- Selected passage -
================================

With several multimillion-dollar developments underway and dozens of new parcels coming onto the market, Pittsburgh’s Uptown neighborhood is poised for rapid transformation.
Citing longstanding issues with blight and disinvestment, local leaders welcome the rising prosperity but they also want to see that it’s carefully managed.
“In light of an escalating market, Uptown wants to get it right,” says Jeanne McNutt, Executive Director for the community development organization Uptown Partners Pittsburgh. “To grow responsibly by providing housing options for residents of all income levels, and to ensure that all who live and work here benefit from current and future investment.”
Those current and future investments include both private and public projects.
Before the end of the year, UPMC will break ground on Mercy hospital’s new Eye and Vision Rehabilitation Institute, part of the healthcare giant’s $2 billion expansion citywide.
In addition, the neighborhood is only a seven-minute walk from the PPG Paints Arena and the coming Lower Hill Redevelopment Project, slated to include 500 new apartments and 250,000 square feet of commercial space.
On Thursday, July 11 at its monthly meeting, the Urban Redevelopment Authority (URA) will vote on a proposal to turn a collection of 36 city properties in Uptown into a mixed-use, mixed-income residential development with the private company Bridging the Gap Development.
In the private sector, local property owner Sal Williams, whose previous tactic of turning parcels into parking lots has often been met with resistance from the local community, has put a number of his parcels on the market in the last year, including the entire 1700 block of Fifth Avenue just this past month with Dev Meyers of RE/MAX Realty Brokers.

================================

- Questions to answer -
- a) In the passage on Pittsburgh's Uptown neighborhood, what reason does the text give for saying the neighborhood is poised for rapid transformation? Answer in one to three sentences.
- b) Extend the article on development in Pittsburgh's Uptown neighborhood, beginning right after its final sentence about Sal Williams putting parcels on the market.

================================

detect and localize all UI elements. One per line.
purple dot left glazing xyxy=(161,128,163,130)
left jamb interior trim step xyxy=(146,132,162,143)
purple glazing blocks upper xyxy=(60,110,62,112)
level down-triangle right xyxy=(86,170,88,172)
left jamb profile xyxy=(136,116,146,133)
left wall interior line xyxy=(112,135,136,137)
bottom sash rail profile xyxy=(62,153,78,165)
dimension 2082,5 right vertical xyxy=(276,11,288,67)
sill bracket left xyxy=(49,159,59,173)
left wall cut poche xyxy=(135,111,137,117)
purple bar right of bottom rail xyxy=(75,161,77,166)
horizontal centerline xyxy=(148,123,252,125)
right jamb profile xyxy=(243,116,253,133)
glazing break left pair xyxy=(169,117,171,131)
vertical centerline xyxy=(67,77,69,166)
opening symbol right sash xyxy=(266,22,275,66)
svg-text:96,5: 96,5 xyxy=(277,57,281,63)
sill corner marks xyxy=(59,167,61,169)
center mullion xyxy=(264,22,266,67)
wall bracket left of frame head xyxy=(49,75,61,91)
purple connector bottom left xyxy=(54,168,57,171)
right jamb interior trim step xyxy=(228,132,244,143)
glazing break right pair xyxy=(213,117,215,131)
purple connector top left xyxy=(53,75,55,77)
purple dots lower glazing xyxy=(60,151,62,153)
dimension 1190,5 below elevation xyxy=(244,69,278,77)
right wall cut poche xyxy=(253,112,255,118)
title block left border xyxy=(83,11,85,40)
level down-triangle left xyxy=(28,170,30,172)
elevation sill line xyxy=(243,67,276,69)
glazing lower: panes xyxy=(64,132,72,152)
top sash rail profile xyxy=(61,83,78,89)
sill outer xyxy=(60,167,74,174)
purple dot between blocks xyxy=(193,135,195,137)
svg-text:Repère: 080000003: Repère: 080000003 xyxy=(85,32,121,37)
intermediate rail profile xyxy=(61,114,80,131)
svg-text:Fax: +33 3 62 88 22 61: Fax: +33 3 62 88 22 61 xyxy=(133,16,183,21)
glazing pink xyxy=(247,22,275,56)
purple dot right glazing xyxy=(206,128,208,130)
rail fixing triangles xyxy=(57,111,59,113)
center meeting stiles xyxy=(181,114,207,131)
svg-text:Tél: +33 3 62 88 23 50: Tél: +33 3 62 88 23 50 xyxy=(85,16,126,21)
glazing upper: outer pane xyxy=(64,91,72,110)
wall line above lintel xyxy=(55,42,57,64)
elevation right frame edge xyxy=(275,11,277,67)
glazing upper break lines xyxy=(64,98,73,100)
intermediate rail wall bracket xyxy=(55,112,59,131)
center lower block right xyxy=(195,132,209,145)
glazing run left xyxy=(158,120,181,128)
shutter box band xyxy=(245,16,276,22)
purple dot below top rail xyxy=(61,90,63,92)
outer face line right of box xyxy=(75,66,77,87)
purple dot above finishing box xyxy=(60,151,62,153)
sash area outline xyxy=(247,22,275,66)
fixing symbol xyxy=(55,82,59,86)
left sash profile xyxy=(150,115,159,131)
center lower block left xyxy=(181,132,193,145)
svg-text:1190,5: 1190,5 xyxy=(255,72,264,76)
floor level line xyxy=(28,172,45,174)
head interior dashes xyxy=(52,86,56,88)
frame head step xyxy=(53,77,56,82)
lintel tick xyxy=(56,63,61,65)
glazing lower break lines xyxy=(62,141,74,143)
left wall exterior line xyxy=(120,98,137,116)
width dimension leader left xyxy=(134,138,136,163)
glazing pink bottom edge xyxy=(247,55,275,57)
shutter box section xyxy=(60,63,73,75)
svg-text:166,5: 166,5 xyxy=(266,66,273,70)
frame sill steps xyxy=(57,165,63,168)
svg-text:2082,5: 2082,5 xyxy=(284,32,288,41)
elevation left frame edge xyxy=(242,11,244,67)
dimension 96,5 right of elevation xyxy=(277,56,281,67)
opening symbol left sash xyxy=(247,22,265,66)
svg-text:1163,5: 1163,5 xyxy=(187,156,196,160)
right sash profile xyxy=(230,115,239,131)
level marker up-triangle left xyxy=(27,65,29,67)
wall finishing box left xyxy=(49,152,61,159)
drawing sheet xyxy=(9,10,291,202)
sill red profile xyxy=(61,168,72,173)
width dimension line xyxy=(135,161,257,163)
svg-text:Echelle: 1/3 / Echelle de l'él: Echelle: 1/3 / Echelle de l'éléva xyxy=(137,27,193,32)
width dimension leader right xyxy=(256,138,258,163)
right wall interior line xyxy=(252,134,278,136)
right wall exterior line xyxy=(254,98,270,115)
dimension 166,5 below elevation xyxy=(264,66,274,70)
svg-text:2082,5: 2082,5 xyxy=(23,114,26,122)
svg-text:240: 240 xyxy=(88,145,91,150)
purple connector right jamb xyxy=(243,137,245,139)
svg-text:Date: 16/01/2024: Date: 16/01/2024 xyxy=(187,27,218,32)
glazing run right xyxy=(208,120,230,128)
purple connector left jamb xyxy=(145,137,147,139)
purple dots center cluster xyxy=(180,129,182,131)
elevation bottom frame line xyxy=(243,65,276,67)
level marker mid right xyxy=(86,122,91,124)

================================

- Results by task -
- a) Several multimillion-dollar developments are underway in Uptown, and dozens of new parcels are coming onto the market.

- b)
Speaking with NEXTpittsburgh, McNutt says the region has a number of workable solutions to head off economic displacement as the market heats up.
At the state level, her organization is advocating for the Longtime Owner Occupant Program (LOOP), a bill proposed by local state legislators earlier this year that would provide tax breaks to long-established homeowners.
Locally, McNutt encourages city officials to expand “financial support and resources for necessary home repair, to allow legacy residents to age in place and remain in their homes.”
She adds, “The Community Land Trust model to preserve affordability is also worth exploring.”
Most of all, McNutt says the city should aggressively push the development of more affordable housing “to ensure Uptown remains a mixed-income community.”
Though she’s mindful of the risks, McNutt is also quick to emphasize the benefits of new populations and new capital for the long-underserved neighborhood.
“Additional density can help add new residents without displacing existing residents,” says McNutt. “Welcomed neighborhood-wide investment will generate an unquestionable vibrancy boost.”